• Exercise aim:
Nothing in the data may be omitted; output it all verbatim.

[Excerpts from a dataset]
=== Begin Enclosure ===

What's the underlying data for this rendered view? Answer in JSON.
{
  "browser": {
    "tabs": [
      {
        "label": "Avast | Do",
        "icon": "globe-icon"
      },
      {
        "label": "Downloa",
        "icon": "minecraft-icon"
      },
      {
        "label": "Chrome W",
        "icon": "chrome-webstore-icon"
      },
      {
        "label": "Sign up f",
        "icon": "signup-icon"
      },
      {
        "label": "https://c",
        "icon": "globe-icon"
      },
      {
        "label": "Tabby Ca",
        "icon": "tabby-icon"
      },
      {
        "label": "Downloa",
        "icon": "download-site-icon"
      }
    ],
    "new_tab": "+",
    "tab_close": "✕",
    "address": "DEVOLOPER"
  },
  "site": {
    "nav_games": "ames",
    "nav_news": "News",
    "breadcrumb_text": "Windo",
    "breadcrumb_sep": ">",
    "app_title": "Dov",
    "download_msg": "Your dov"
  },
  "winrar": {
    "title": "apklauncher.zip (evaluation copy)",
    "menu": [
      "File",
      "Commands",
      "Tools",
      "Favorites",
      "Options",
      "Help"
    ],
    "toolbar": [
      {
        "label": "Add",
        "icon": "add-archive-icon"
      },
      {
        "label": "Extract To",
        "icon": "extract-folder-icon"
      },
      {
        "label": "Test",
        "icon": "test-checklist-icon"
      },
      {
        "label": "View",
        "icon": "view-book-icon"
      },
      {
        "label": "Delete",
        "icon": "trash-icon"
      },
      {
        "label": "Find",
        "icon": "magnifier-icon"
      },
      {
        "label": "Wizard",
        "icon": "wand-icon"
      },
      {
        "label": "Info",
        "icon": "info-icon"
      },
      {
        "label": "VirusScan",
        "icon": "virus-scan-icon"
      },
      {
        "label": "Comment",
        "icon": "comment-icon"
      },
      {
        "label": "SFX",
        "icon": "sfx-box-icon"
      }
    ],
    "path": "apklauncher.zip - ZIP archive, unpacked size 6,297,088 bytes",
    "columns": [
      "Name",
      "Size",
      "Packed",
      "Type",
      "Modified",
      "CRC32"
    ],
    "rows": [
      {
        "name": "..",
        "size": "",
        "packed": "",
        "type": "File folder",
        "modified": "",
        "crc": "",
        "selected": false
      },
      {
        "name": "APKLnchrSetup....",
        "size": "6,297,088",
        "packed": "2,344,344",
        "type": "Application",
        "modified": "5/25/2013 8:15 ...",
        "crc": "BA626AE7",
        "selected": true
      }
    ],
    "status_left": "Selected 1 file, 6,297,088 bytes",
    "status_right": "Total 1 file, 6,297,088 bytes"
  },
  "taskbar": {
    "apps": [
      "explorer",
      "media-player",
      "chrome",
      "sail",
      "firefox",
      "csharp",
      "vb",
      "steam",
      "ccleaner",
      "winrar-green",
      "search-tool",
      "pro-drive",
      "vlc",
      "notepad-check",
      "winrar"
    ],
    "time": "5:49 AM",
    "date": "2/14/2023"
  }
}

=== End Enclosure ===

• Response box:
What's the underlying data for this rendered view? Answer in JSON.
{
  "browser": {
    "tabs": [
      {
        "label": "Avast | Do",
        "icon": "globe-icon"
      },
      {
        "label": "Downloa",
        "icon": "minecraft-icon"
      },
      {
        "label": "Chrome W",
        "icon": "chrome-webstore-icon"
      },
      {
        "label": "Sign up f",
        "icon": "signup-icon"
      },
      {
        "label": "https://c",
        "icon": "globe-icon"
      },
      {
        "label": "Tabby Ca",
        "icon": "tabby-icon"
      },
      {
        "label": "Downloa",
        "icon": "download-site-icon"
      }
    ],
    "new_tab": "+",
    "tab_close": "✕",
    "address": "DEVOLOPER"
  },
  "site": {
    "nav_games": "ames",
    "nav_news": "News",
    "breadcrumb_text": "Windo",
    "breadcrumb_sep": ">",
    "app_title": "Dov",
    "download_msg": "Your dov"
  },
  "winrar": {
    "title": "apklauncher.zip (evaluation copy)",
    "menu": [
      "File",
      "Commands",
      "Tools",
      "Favorites",
      "Options",
      "Help"
    ],
    "toolbar": [
      {
        "label": "Add",
        "icon": "add-archive-icon"
      },
      {
        "label": "Extract To",
        "icon": "extract-folder-icon"
      },
      {
        "label": "Test",
        "icon": "test-checklist-icon"
      },
      {
        "label": "View",
        "icon": "view-book-icon"
      },
      {
        "label": "Delete",
        "icon": "trash-icon"
      },
      {
        "label": "Find",
        "icon": "magnifier-icon"
      },
      {
        "label": "Wizard",
        "icon": "wand-icon"
      },
      {
        "label": "Info",
        "icon": "info-icon"
      },
      {
        "label": "VirusScan",
        "icon": "virus-scan-icon"
      },
      {
        "label": "Comment",
        "icon": "comment-icon"
      },
      {
        "label": "SFX",
        "icon": "sfx-box-icon"
      }
    ],
    "path": "apklauncher.zip - ZIP archive, unpacked size 6,297,088 bytes",
    "columns": [
      "Name",
      "Size",
      "Packed",
      "Type",
      "Modified",
      "CRC32"
    ],
    "rows": [
      {
        "name": "..",
        "size": "",
        "packed": "",
        "type": "File folder",
        "modified": "",
        "crc": "",
        "selected": false
      },
      {
        "name": "APKLnchrSetup....",
        "size": "6,297,088",
        "packed": "2,344,344",
        "type": "Application",
        "modified": "5/25/2013 8:15 ...",
        "crc": "BA626AE7",
        "selected": true
      }
    ],
    "status_left": "Selected 1 file, 6,297,088 bytes",
    "status_right": "Total 1 file, 6,297,088 bytes"
  },
  "taskbar": {
    "apps": [
      "explorer",
      "media-player",
      "chrome",
      "sail",
      "firefox",
      "csharp",
      "vb",
      "steam",
      "ccleaner",
      "winrar-green",
      "search-tool",
      "pro-drive",
      "vlc",
      "notepad-check",
      "winrar"
    ],
    "time": "5:49 AM",
    "date": "2/14/2023"
  }
}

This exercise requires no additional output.